Dataset content:
BEGIN
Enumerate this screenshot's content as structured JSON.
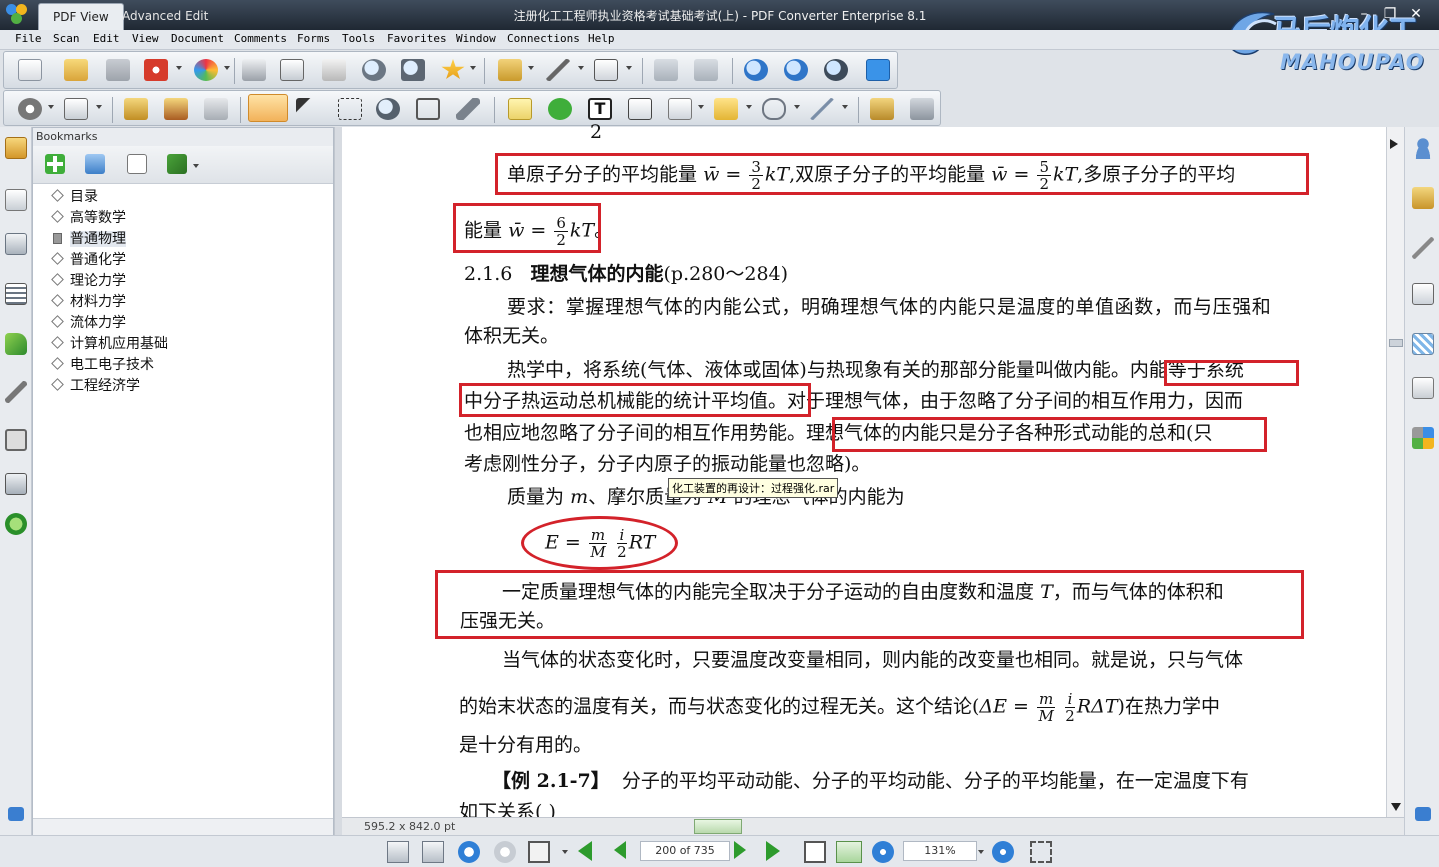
{
  "titlebar": {
    "tabs": [
      "PDF View",
      "Advanced Edit"
    ],
    "window_title": "注册化工工程师执业资格考试基础考试(上) - PDF Converter Enterprise 8.1",
    "brand_main": "马后炮化工",
    "brand_sub": "MAHOUPAO"
  },
  "menu": [
    "File",
    "Scan",
    "Edit",
    "View",
    "Document",
    "Comments",
    "Forms",
    "Tools",
    "Favorites",
    "Window",
    "Connections",
    "Help"
  ],
  "bookmarks": {
    "header": "Bookmarks",
    "items": [
      "目录",
      "高等数学",
      "普通物理",
      "普通化学",
      "理论力学",
      "材料力学",
      "流体力学",
      "计算机应用基础",
      "电工电子技术",
      "工程经济学"
    ],
    "selected": "普通物理"
  },
  "document": {
    "top_fragment": "2",
    "line1_a": "单原子分子的平均能量",
    "line1_b": "双原子分子的平均能量",
    "line1_c": "多原子分子的平均",
    "line2_a": "能量",
    "w_symbol": "w̄",
    "frac_3": "3",
    "frac_5": "5",
    "frac_6": "6",
    "frac_2": "2",
    "kT": "kT",
    "section_number": "2.1.6",
    "section_title": "理想气体的内能",
    "section_pages": "(p.280～284)",
    "req_line1": "要求：掌握理想气体的内能公式，明确理想气体的内能只是温度的单值函数，而与压强和",
    "req_line2": "体积无关。",
    "p1_line1_a": "热学中，将系统(气体、液体或固体)与热现象有关的那部分能量叫做内能。",
    "p1_line1_b": "内能等于系统",
    "p1_line2_a": "中分子热运动总机械能的统计平均值。",
    "p1_line2_b": "对于理想气体，由于忽略了分子间的相互作用力，因而",
    "p1_line3_a": "也相应地忽略了分子间的相互作用势能。",
    "p1_line3_b": "理想气体的内能只是分子各种形式动能的总和",
    "p1_line3_c": "(只",
    "p1_line4": "考虑刚性分子，分子内原子的振动能量也忽略)。",
    "mass_line_a": "质量为",
    "mass_line_b": "、摩尔质量为",
    "mass_line_c": "的理想气体的内能为",
    "var_m": "m",
    "var_M": "M",
    "var_i": "i",
    "var_E": "E",
    "RT": "RT",
    "box2_line1_a": "一定质量理想气体的内能完全取决于分子运动的自由度数和温度",
    "var_T": "T",
    "box2_line1_b": "，而与气体的体积和",
    "box2_line2": "压强无关。",
    "p2_line1": "当气体的状态变化时，只要温度改变量相同，则内能的改变量也相同。就是说，只与气体",
    "p2_line2_a": "的始末状态的温度有关，而与状态变化的过程无关。这个结论(",
    "dE": "ΔE",
    "RdT": "RΔT",
    "p2_line2_b": ")在热力学中",
    "p2_line3": "是十分有用的。",
    "example_label": "【例 2.1-7】",
    "example_text": "分子的平均平动动能、分子的平均动能、分子的平均能量，在一定温度下有",
    "bottom_fragment": "如下关系(        )"
  },
  "tooltip": "化工装置的再设计：过程强化.rar",
  "status": {
    "page_size": "595.2 x 842.0 pt",
    "page_indicator": "200 of 735",
    "zoom": "131%"
  },
  "colors": {
    "annotation_red": "#d3222a",
    "title_bar": "#2b3440"
  }
}
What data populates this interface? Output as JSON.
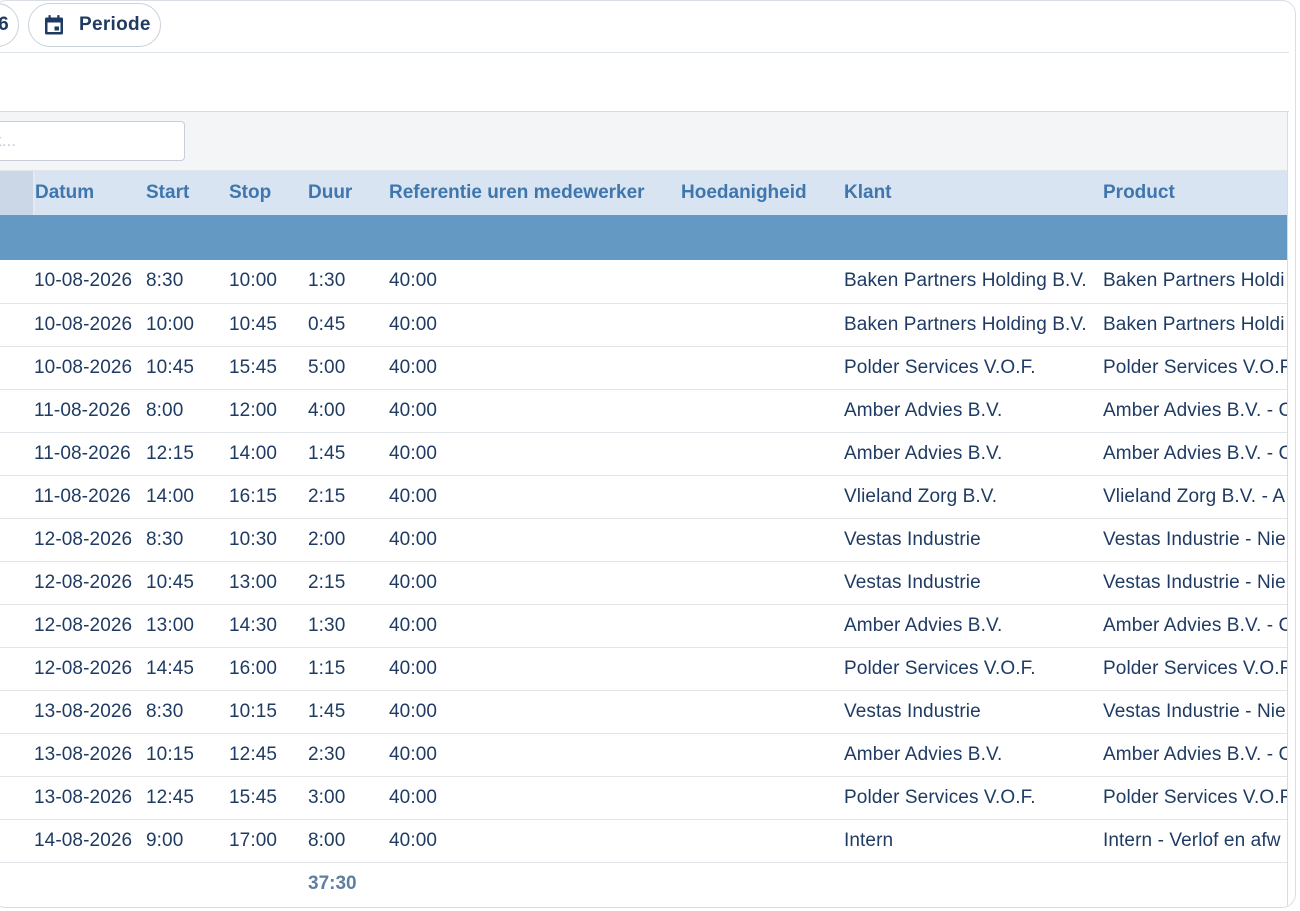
{
  "toolbar": {
    "prev_pill_text": "6",
    "periode_label": "Periode"
  },
  "search": {
    "placeholder": "Zoek..."
  },
  "table": {
    "columns": [
      "Datum",
      "Start",
      "Stop",
      "Duur",
      "Referentie uren medewerker",
      "Hoedanigheid",
      "Klant",
      "Product"
    ],
    "rows": [
      {
        "datum": "10-08-2026",
        "start": "8:30",
        "stop": "10:00",
        "duur": "1:30",
        "ref": "40:00",
        "hoedanigheid": "",
        "klant": "Baken Partners Holding B.V.",
        "product": "Baken Partners Holdi"
      },
      {
        "datum": "10-08-2026",
        "start": "10:00",
        "stop": "10:45",
        "duur": "0:45",
        "ref": "40:00",
        "hoedanigheid": "",
        "klant": "Baken Partners Holding B.V.",
        "product": "Baken Partners Holdi"
      },
      {
        "datum": "10-08-2026",
        "start": "10:45",
        "stop": "15:45",
        "duur": "5:00",
        "ref": "40:00",
        "hoedanigheid": "",
        "klant": "Polder Services V.O.F.",
        "product": "Polder Services V.O.F"
      },
      {
        "datum": "11-08-2026",
        "start": "8:00",
        "stop": "12:00",
        "duur": "4:00",
        "ref": "40:00",
        "hoedanigheid": "",
        "klant": "Amber Advies B.V.",
        "product": "Amber Advies B.V. - C"
      },
      {
        "datum": "11-08-2026",
        "start": "12:15",
        "stop": "14:00",
        "duur": "1:45",
        "ref": "40:00",
        "hoedanigheid": "",
        "klant": "Amber Advies B.V.",
        "product": "Amber Advies B.V. - C"
      },
      {
        "datum": "11-08-2026",
        "start": "14:00",
        "stop": "16:15",
        "duur": "2:15",
        "ref": "40:00",
        "hoedanigheid": "",
        "klant": "Vlieland Zorg B.V.",
        "product": "Vlieland Zorg B.V. - A"
      },
      {
        "datum": "12-08-2026",
        "start": "8:30",
        "stop": "10:30",
        "duur": "2:00",
        "ref": "40:00",
        "hoedanigheid": "",
        "klant": "Vestas Industrie",
        "product": "Vestas Industrie - Nie"
      },
      {
        "datum": "12-08-2026",
        "start": "10:45",
        "stop": "13:00",
        "duur": "2:15",
        "ref": "40:00",
        "hoedanigheid": "",
        "klant": "Vestas Industrie",
        "product": "Vestas Industrie - Nie"
      },
      {
        "datum": "12-08-2026",
        "start": "13:00",
        "stop": "14:30",
        "duur": "1:30",
        "ref": "40:00",
        "hoedanigheid": "",
        "klant": "Amber Advies B.V.",
        "product": "Amber Advies B.V. - C"
      },
      {
        "datum": "12-08-2026",
        "start": "14:45",
        "stop": "16:00",
        "duur": "1:15",
        "ref": "40:00",
        "hoedanigheid": "",
        "klant": "Polder Services V.O.F.",
        "product": "Polder Services V.O.F"
      },
      {
        "datum": "13-08-2026",
        "start": "8:30",
        "stop": "10:15",
        "duur": "1:45",
        "ref": "40:00",
        "hoedanigheid": "",
        "klant": "Vestas Industrie",
        "product": "Vestas Industrie - Nie"
      },
      {
        "datum": "13-08-2026",
        "start": "10:15",
        "stop": "12:45",
        "duur": "2:30",
        "ref": "40:00",
        "hoedanigheid": "",
        "klant": "Amber Advies B.V.",
        "product": "Amber Advies B.V. - C"
      },
      {
        "datum": "13-08-2026",
        "start": "12:45",
        "stop": "15:45",
        "duur": "3:00",
        "ref": "40:00",
        "hoedanigheid": "",
        "klant": "Polder Services V.O.F.",
        "product": "Polder Services V.O.F"
      },
      {
        "datum": "14-08-2026",
        "start": "9:00",
        "stop": "17:00",
        "duur": "8:00",
        "ref": "40:00",
        "hoedanigheid": "",
        "klant": "Intern",
        "product": "Intern - Verlof en afw"
      }
    ],
    "total_duur": "37:30"
  },
  "colors": {
    "header_bg": "#d8e4f2",
    "header_text": "#3e76ad",
    "group_row_bg": "#6399c3",
    "text": "#1f3b63",
    "total_text": "#5f7ea3"
  }
}
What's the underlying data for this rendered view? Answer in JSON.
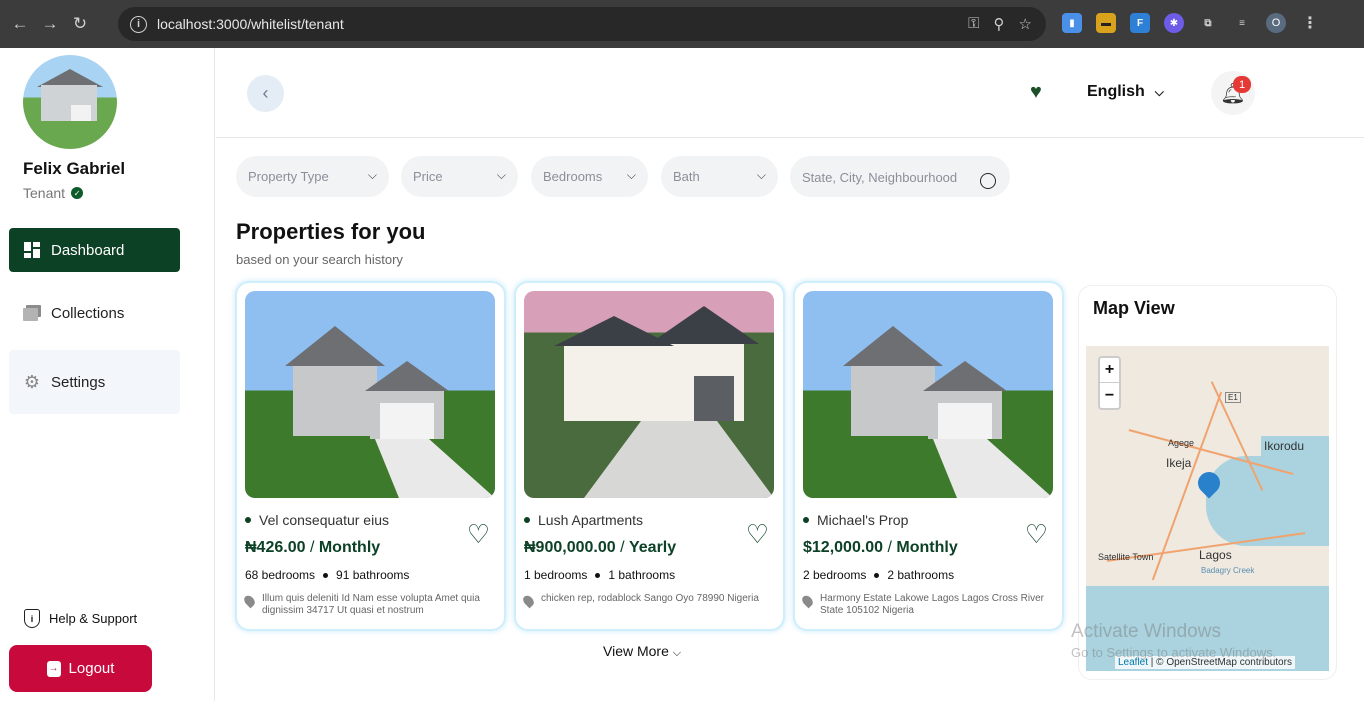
END
Aim: Transcribe the listing in full. Omit the pictures and keep every line exact.

Exercise response:
Enumerate this screenshot's content as structured JSON.
{
  "titlebar": {
    "tabs": [
      "PDF View",
      "Advanced Edit"
    ],
    "window_title": "注册化工工程师执业资格考试基础考试(上) - PDF Converter Enterprise 8.1",
    "brand_main": "马后炮化工",
    "brand_sub": "MAHOUPAO"
  },
  "menu": [
    "File",
    "Scan",
    "Edit",
    "View",
    "Document",
    "Comments",
    "Forms",
    "Tools",
    "Favorites",
    "Window",
    "Connections",
    "Help"
  ],
  "bookmarks": {
    "header": "Bookmarks",
    "items": [
      "目录",
      "高等数学",
      "普通物理",
      "普通化学",
      "理论力学",
      "材料力学",
      "流体力学",
      "计算机应用基础",
      "电工电子技术",
      "工程经济学"
    ],
    "selected": "普通物理"
  },
  "document": {
    "top_fragment": "2",
    "line1_a": "单原子分子的平均能量",
    "line1_b": "双原子分子的平均能量",
    "line1_c": "多原子分子的平均",
    "line2_a": "能量",
    "w_symbol": "w̄",
    "frac_3": "3",
    "frac_5": "5",
    "frac_6": "6",
    "frac_2": "2",
    "kT": "kT",
    "section_number": "2.1.6",
    "section_title": "理想气体的内能",
    "section_pages": "(p.280～284)",
    "req_line1": "要求：掌握理想气体的内能公式，明确理想气体的内能只是温度的单值函数，而与压强和",
    "req_line2": "体积无关。",
    "p1_line1_a": "热学中，将系统(气体、液体或固体)与热现象有关的那部分能量叫做内能。",
    "p1_line1_b": "内能等于系统",
    "p1_line2_a": "中分子热运动总机械能的统计平均值。",
    "p1_line2_b": "对于理想气体，由于忽略了分子间的相互作用力，因而",
    "p1_line3_a": "也相应地忽略了分子间的相互作用势能。",
    "p1_line3_b": "理想气体的内能只是分子各种形式动能的总和",
    "p1_line3_c": "(只",
    "p1_line4": "考虑刚性分子，分子内原子的振动能量也忽略)。",
    "mass_line_a": "质量为",
    "mass_line_b": "、摩尔质量为",
    "mass_line_c": "的理想气体的内能为",
    "var_m": "m",
    "var_M": "M",
    "var_i": "i",
    "var_E": "E",
    "RT": "RT",
    "box2_line1_a": "一定质量理想气体的内能完全取决于分子运动的自由度数和温度",
    "var_T": "T",
    "box2_line1_b": "，而与气体的体积和",
    "box2_line2": "压强无关。",
    "p2_line1": "当气体的状态变化时，只要温度改变量相同，则内能的改变量也相同。就是说，只与气体",
    "p2_line2_a": "的始末状态的温度有关，而与状态变化的过程无关。这个结论(",
    "dE": "ΔE",
    "RdT": "RΔT",
    "p2_line2_b": ")在热力学中",
    "p2_line3": "是十分有用的。",
    "example_label": "【例 2.1-7】",
    "example_text": "分子的平均平动动能、分子的平均动能、分子的平均能量，在一定温度下有",
    "bottom_fragment": "如下关系(        )"
  },
  "tooltip": "化工装置的再设计：过程强化.rar",
  "status": {
    "page_size": "595.2 x 842.0 pt",
    "page_indicator": "200 of 735",
    "zoom": "131%"
  },
  "colors": {
    "annotation_red": "#d3222a",
    "title_bar": "#2b3440"
  }
}
What data populates this interface? Output as JSON.
{
  "toolbar": {
    "prev_pill_text": "6",
    "periode_label": "Periode"
  },
  "search": {
    "placeholder": "Zoek..."
  },
  "table": {
    "columns": [
      "Datum",
      "Start",
      "Stop",
      "Duur",
      "Referentie uren medewerker",
      "Hoedanigheid",
      "Klant",
      "Product"
    ],
    "rows": [
      {
        "datum": "10-08-2026",
        "start": "8:30",
        "stop": "10:00",
        "duur": "1:30",
        "ref": "40:00",
        "hoedanigheid": "",
        "klant": "Baken Partners Holding B.V.",
        "product": "Baken Partners Holdi"
      },
      {
        "datum": "10-08-2026",
        "start": "10:00",
        "stop": "10:45",
        "duur": "0:45",
        "ref": "40:00",
        "hoedanigheid": "",
        "klant": "Baken Partners Holding B.V.",
        "product": "Baken Partners Holdi"
      },
      {
        "datum": "10-08-2026",
        "start": "10:45",
        "stop": "15:45",
        "duur": "5:00",
        "ref": "40:00",
        "hoedanigheid": "",
        "klant": "Polder Services V.O.F.",
        "product": "Polder Services V.O.F"
      },
      {
        "datum": "11-08-2026",
        "start": "8:00",
        "stop": "12:00",
        "duur": "4:00",
        "ref": "40:00",
        "hoedanigheid": "",
        "klant": "Amber Advies B.V.",
        "product": "Amber Advies B.V. - C"
      },
      {
        "datum": "11-08-2026",
        "start": "12:15",
        "stop": "14:00",
        "duur": "1:45",
        "ref": "40:00",
        "hoedanigheid": "",
        "klant": "Amber Advies B.V.",
        "product": "Amber Advies B.V. - C"
      },
      {
        "datum": "11-08-2026",
        "start": "14:00",
        "stop": "16:15",
        "duur": "2:15",
        "ref": "40:00",
        "hoedanigheid": "",
        "klant": "Vlieland Zorg B.V.",
        "product": "Vlieland Zorg B.V. - A"
      },
      {
        "datum": "12-08-2026",
        "start": "8:30",
        "stop": "10:30",
        "duur": "2:00",
        "ref": "40:00",
        "hoedanigheid": "",
        "klant": "Vestas Industrie",
        "product": "Vestas Industrie - Nie"
      },
      {
        "datum": "12-08-2026",
        "start": "10:45",
        "stop": "13:00",
        "duur": "2:15",
        "ref": "40:00",
        "hoedanigheid": "",
        "klant": "Vestas Industrie",
        "product": "Vestas Industrie - Nie"
      },
      {
        "datum": "12-08-2026",
        "start": "13:00",
        "stop": "14:30",
        "duur": "1:30",
        "ref": "40:00",
        "hoedanigheid": "",
        "klant": "Amber Advies B.V.",
        "product": "Amber Advies B.V. - C"
      },
      {
        "datum": "12-08-2026",
        "start": "14:45",
        "stop": "16:00",
        "duur": "1:15",
        "ref": "40:00",
        "hoedanigheid": "",
        "klant": "Polder Services V.O.F.",
        "product": "Polder Services V.O.F"
      },
      {
        "datum": "13-08-2026",
        "start": "8:30",
        "stop": "10:15",
        "duur": "1:45",
        "ref": "40:00",
        "hoedanigheid": "",
        "klant": "Vestas Industrie",
        "product": "Vestas Industrie - Nie"
      },
      {
        "datum": "13-08-2026",
        "start": "10:15",
        "stop": "12:45",
        "duur": "2:30",
        "ref": "40:00",
        "hoedanigheid": "",
        "klant": "Amber Advies B.V.",
        "product": "Amber Advies B.V. - C"
      },
      {
        "datum": "13-08-2026",
        "start": "12:45",
        "stop": "15:45",
        "duur": "3:00",
        "ref": "40:00",
        "hoedanigheid": "",
        "klant": "Polder Services V.O.F.",
        "product": "Polder Services V.O.F"
      },
      {
        "datum": "14-08-2026",
        "start": "9:00",
        "stop": "17:00",
        "duur": "8:00",
        "ref": "40:00",
        "hoedanigheid": "",
        "klant": "Intern",
        "product": "Intern - Verlof en afw"
      }
    ],
    "total_duur": "37:30"
  },
  "colors": {
    "header_bg": "#d8e4f2",
    "header_text": "#3e76ad",
    "group_row_bg": "#6399c3",
    "text": "#1f3b63",
    "total_text": "#5f7ea3"
  }
}
What's the underlying data for this rendered view? Answer in JSON.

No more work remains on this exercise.